__Task data__.
☆ ☆ ☆ ☆
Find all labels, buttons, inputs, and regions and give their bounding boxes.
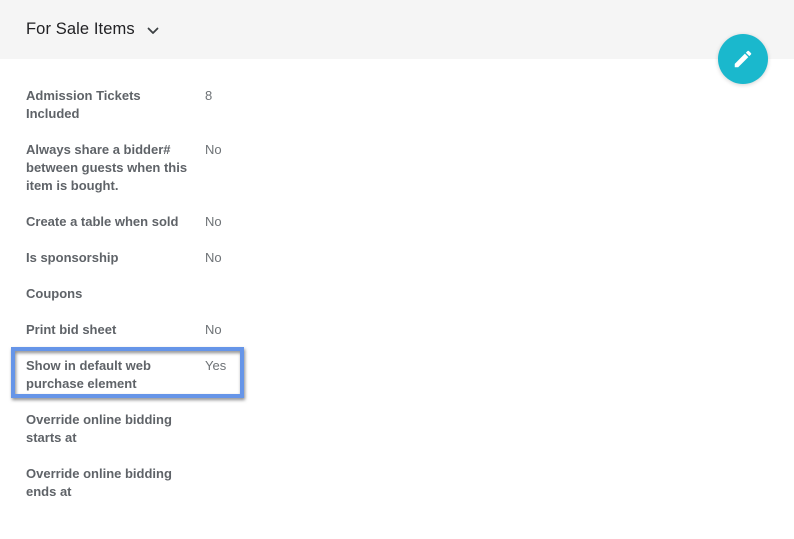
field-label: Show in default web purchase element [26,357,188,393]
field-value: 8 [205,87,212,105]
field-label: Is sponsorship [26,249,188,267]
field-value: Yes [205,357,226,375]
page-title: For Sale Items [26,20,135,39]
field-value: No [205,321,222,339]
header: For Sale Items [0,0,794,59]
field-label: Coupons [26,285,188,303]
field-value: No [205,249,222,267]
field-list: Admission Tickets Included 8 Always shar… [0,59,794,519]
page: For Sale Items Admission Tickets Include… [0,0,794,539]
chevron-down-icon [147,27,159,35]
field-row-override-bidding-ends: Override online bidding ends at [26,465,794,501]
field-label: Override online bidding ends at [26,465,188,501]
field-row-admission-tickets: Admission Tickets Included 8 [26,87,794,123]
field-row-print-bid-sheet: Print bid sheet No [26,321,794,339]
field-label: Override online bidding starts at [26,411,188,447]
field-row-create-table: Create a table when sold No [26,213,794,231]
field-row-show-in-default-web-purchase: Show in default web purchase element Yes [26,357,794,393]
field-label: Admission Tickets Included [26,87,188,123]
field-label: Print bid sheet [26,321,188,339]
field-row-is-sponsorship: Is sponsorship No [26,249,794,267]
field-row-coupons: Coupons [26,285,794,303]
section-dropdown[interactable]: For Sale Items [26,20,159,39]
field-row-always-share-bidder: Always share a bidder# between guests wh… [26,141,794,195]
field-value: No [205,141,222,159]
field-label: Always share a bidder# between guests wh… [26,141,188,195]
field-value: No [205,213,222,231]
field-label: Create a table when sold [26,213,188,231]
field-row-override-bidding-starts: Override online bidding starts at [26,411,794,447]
☆ ☆ ☆ ☆
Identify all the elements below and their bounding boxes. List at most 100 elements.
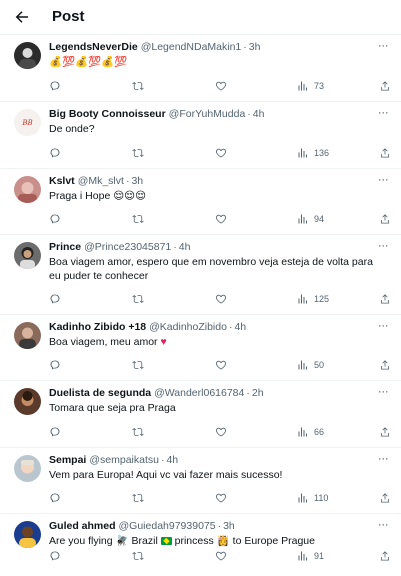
☆ ☆ ☆ ☆
__Given exercise__. Please list the lines of the listing as a numbered list, beginning at the line that has "Find all labels, buttons, inputs, and" and stopping after the line that has "header: For Sale Items [0,0,794,59]", with blank lines and pictures left out.

__Output for this task__.
1. Find all labels, buttons, inputs, and regions and give their bounding boxes.
2. field-label: Show in default web purchase element [26,357,188,393]
3. field-value: 8 [205,87,212,105]
4. field-label: Is sponsorship [26,249,188,267]
5. field-value: Yes [205,357,226,375]
6. page-title: For Sale Items [26,20,135,39]
7. field-value: No [205,321,222,339]
8. header: For Sale Items [0,0,794,59]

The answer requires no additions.